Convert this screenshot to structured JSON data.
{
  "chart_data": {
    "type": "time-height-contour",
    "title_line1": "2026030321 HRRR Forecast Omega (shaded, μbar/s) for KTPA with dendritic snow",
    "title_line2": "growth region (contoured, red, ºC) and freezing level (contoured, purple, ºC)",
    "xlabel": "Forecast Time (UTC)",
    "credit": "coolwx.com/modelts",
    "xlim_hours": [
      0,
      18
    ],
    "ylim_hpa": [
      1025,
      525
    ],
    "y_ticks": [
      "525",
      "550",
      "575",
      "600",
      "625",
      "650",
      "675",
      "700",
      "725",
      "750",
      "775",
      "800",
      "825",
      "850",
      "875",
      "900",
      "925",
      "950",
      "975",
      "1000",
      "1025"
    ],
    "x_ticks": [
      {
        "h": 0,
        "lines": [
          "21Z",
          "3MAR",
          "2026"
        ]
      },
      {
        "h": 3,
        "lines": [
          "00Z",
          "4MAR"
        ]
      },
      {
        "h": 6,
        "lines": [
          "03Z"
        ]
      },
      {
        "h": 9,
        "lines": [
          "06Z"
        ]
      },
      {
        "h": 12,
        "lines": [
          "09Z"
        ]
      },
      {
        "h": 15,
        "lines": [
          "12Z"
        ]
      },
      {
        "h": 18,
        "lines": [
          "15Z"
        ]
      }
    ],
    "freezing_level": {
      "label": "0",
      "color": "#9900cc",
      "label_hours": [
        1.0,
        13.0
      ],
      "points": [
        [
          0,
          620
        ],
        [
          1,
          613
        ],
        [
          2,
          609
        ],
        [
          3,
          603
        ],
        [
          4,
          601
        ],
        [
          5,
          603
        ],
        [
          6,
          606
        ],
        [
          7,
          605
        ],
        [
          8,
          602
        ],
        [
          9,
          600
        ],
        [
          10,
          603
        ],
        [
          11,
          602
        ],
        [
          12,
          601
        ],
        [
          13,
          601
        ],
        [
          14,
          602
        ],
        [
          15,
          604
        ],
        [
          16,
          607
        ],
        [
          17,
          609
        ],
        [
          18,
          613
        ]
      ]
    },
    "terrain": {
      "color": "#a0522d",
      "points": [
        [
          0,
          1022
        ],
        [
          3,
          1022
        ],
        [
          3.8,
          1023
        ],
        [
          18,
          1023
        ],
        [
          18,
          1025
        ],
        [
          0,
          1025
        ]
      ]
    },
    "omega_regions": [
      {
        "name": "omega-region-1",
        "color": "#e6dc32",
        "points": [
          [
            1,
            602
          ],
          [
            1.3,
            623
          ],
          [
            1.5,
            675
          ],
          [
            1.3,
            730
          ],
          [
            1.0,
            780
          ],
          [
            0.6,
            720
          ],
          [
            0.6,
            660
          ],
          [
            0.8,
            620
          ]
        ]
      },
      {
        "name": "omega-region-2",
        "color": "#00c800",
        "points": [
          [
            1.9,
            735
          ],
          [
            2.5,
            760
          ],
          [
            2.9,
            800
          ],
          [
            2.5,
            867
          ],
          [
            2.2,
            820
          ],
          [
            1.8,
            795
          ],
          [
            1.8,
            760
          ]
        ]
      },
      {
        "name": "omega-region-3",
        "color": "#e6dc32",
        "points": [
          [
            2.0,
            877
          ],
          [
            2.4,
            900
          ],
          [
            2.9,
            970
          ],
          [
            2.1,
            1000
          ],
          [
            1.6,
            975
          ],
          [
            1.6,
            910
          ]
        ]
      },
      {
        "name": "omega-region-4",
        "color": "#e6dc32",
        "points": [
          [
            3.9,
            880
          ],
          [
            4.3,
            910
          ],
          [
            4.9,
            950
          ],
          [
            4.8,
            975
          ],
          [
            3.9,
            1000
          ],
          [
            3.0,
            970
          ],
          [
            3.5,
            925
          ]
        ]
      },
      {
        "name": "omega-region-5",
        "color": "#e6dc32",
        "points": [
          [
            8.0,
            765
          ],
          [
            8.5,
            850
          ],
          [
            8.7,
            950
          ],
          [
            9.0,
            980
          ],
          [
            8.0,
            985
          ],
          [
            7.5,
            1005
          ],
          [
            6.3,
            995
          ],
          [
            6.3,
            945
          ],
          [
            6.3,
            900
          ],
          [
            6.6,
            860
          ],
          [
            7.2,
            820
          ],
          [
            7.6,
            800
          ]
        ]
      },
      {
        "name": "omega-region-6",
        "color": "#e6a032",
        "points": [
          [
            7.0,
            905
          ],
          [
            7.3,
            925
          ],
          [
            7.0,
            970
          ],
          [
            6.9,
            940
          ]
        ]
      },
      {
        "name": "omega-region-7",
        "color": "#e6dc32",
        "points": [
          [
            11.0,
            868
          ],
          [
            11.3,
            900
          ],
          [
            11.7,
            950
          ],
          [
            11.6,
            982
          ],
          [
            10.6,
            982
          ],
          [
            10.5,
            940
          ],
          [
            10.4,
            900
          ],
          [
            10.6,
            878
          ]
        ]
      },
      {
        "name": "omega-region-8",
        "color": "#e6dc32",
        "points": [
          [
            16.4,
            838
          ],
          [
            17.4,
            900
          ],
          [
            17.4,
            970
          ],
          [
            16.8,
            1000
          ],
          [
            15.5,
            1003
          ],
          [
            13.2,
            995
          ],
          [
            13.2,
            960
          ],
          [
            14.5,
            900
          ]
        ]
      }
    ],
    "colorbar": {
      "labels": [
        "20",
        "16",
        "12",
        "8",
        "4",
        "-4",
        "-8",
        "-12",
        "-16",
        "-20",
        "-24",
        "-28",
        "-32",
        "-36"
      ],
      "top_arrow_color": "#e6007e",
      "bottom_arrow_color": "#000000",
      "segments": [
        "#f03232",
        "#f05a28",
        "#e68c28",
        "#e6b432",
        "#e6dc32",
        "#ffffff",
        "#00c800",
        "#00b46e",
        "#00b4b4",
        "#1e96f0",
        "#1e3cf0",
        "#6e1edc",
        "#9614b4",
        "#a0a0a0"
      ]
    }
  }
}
○ ○ ○
* _Directions_
Recopy the entries above exactly, with every line included.

* _Result for this task_
Convert this screenshot to structured JSON data.
{
  "chart_data": {
    "type": "time-height-contour",
    "title_line1": "2026030321 HRRR Forecast Omega (shaded, μbar/s) for KTPA with dendritic snow",
    "title_line2": "growth region (contoured, red, ºC) and freezing level (contoured, purple, ºC)",
    "xlabel": "Forecast Time (UTC)",
    "credit": "coolwx.com/modelts",
    "xlim_hours": [
      0,
      18
    ],
    "ylim_hpa": [
      1025,
      525
    ],
    "y_ticks": [
      "525",
      "550",
      "575",
      "600",
      "625",
      "650",
      "675",
      "700",
      "725",
      "750",
      "775",
      "800",
      "825",
      "850",
      "875",
      "900",
      "925",
      "950",
      "975",
      "1000",
      "1025"
    ],
    "x_ticks": [
      {
        "h": 0,
        "lines": [
          "21Z",
          "3MAR",
          "2026"
        ]
      },
      {
        "h": 3,
        "lines": [
          "00Z",
          "4MAR"
        ]
      },
      {
        "h": 6,
        "lines": [
          "03Z"
        ]
      },
      {
        "h": 9,
        "lines": [
          "06Z"
        ]
      },
      {
        "h": 12,
        "lines": [
          "09Z"
        ]
      },
      {
        "h": 15,
        "lines": [
          "12Z"
        ]
      },
      {
        "h": 18,
        "lines": [
          "15Z"
        ]
      }
    ],
    "freezing_level": {
      "label": "0",
      "color": "#9900cc",
      "label_hours": [
        1.0,
        13.0
      ],
      "points": [
        [
          0,
          620
        ],
        [
          1,
          613
        ],
        [
          2,
          609
        ],
        [
          3,
          603
        ],
        [
          4,
          601
        ],
        [
          5,
          603
        ],
        [
          6,
          606
        ],
        [
          7,
          605
        ],
        [
          8,
          602
        ],
        [
          9,
          600
        ],
        [
          10,
          603
        ],
        [
          11,
          602
        ],
        [
          12,
          601
        ],
        [
          13,
          601
        ],
        [
          14,
          602
        ],
        [
          15,
          604
        ],
        [
          16,
          607
        ],
        [
          17,
          609
        ],
        [
          18,
          613
        ]
      ]
    },
    "terrain": {
      "color": "#a0522d",
      "points": [
        [
          0,
          1022
        ],
        [
          3,
          1022
        ],
        [
          3.8,
          1023
        ],
        [
          18,
          1023
        ],
        [
          18,
          1025
        ],
        [
          0,
          1025
        ]
      ]
    },
    "omega_regions": [
      {
        "name": "omega-region-1",
        "color": "#e6dc32",
        "points": [
          [
            1,
            602
          ],
          [
            1.3,
            623
          ],
          [
            1.5,
            675
          ],
          [
            1.3,
            730
          ],
          [
            1.0,
            780
          ],
          [
            0.6,
            720
          ],
          [
            0.6,
            660
          ],
          [
            0.8,
            620
          ]
        ]
      },
      {
        "name": "omega-region-2",
        "color": "#00c800",
        "points": [
          [
            1.9,
            735
          ],
          [
            2.5,
            760
          ],
          [
            2.9,
            800
          ],
          [
            2.5,
            867
          ],
          [
            2.2,
            820
          ],
          [
            1.8,
            795
          ],
          [
            1.8,
            760
          ]
        ]
      },
      {
        "name": "omega-region-3",
        "color": "#e6dc32",
        "points": [
          [
            2.0,
            877
          ],
          [
            2.4,
            900
          ],
          [
            2.9,
            970
          ],
          [
            2.1,
            1000
          ],
          [
            1.6,
            975
          ],
          [
            1.6,
            910
          ]
        ]
      },
      {
        "name": "omega-region-4",
        "color": "#e6dc32",
        "points": [
          [
            3.9,
            880
          ],
          [
            4.3,
            910
          ],
          [
            4.9,
            950
          ],
          [
            4.8,
            975
          ],
          [
            3.9,
            1000
          ],
          [
            3.0,
            970
          ],
          [
            3.5,
            925
          ]
        ]
      },
      {
        "name": "omega-region-5",
        "color": "#e6dc32",
        "points": [
          [
            8.0,
            765
          ],
          [
            8.5,
            850
          ],
          [
            8.7,
            950
          ],
          [
            9.0,
            980
          ],
          [
            8.0,
            985
          ],
          [
            7.5,
            1005
          ],
          [
            6.3,
            995
          ],
          [
            6.3,
            945
          ],
          [
            6.3,
            900
          ],
          [
            6.6,
            860
          ],
          [
            7.2,
            820
          ],
          [
            7.6,
            800
          ]
        ]
      },
      {
        "name": "omega-region-6",
        "color": "#e6a032",
        "points": [
          [
            7.0,
            905
          ],
          [
            7.3,
            925
          ],
          [
            7.0,
            970
          ],
          [
            6.9,
            940
          ]
        ]
      },
      {
        "name": "omega-region-7",
        "color": "#e6dc32",
        "points": [
          [
            11.0,
            868
          ],
          [
            11.3,
            900
          ],
          [
            11.7,
            950
          ],
          [
            11.6,
            982
          ],
          [
            10.6,
            982
          ],
          [
            10.5,
            940
          ],
          [
            10.4,
            900
          ],
          [
            10.6,
            878
          ]
        ]
      },
      {
        "name": "omega-region-8",
        "color": "#e6dc32",
        "points": [
          [
            16.4,
            838
          ],
          [
            17.4,
            900
          ],
          [
            17.4,
            970
          ],
          [
            16.8,
            1000
          ],
          [
            15.5,
            1003
          ],
          [
            13.2,
            995
          ],
          [
            13.2,
            960
          ],
          [
            14.5,
            900
          ]
        ]
      }
    ],
    "colorbar": {
      "labels": [
        "20",
        "16",
        "12",
        "8",
        "4",
        "-4",
        "-8",
        "-12",
        "-16",
        "-20",
        "-24",
        "-28",
        "-32",
        "-36"
      ],
      "top_arrow_color": "#e6007e",
      "bottom_arrow_color": "#000000",
      "segments": [
        "#f03232",
        "#f05a28",
        "#e68c28",
        "#e6b432",
        "#e6dc32",
        "#ffffff",
        "#00c800",
        "#00b46e",
        "#00b4b4",
        "#1e96f0",
        "#1e3cf0",
        "#6e1edc",
        "#9614b4",
        "#a0a0a0"
      ]
    }
  }
}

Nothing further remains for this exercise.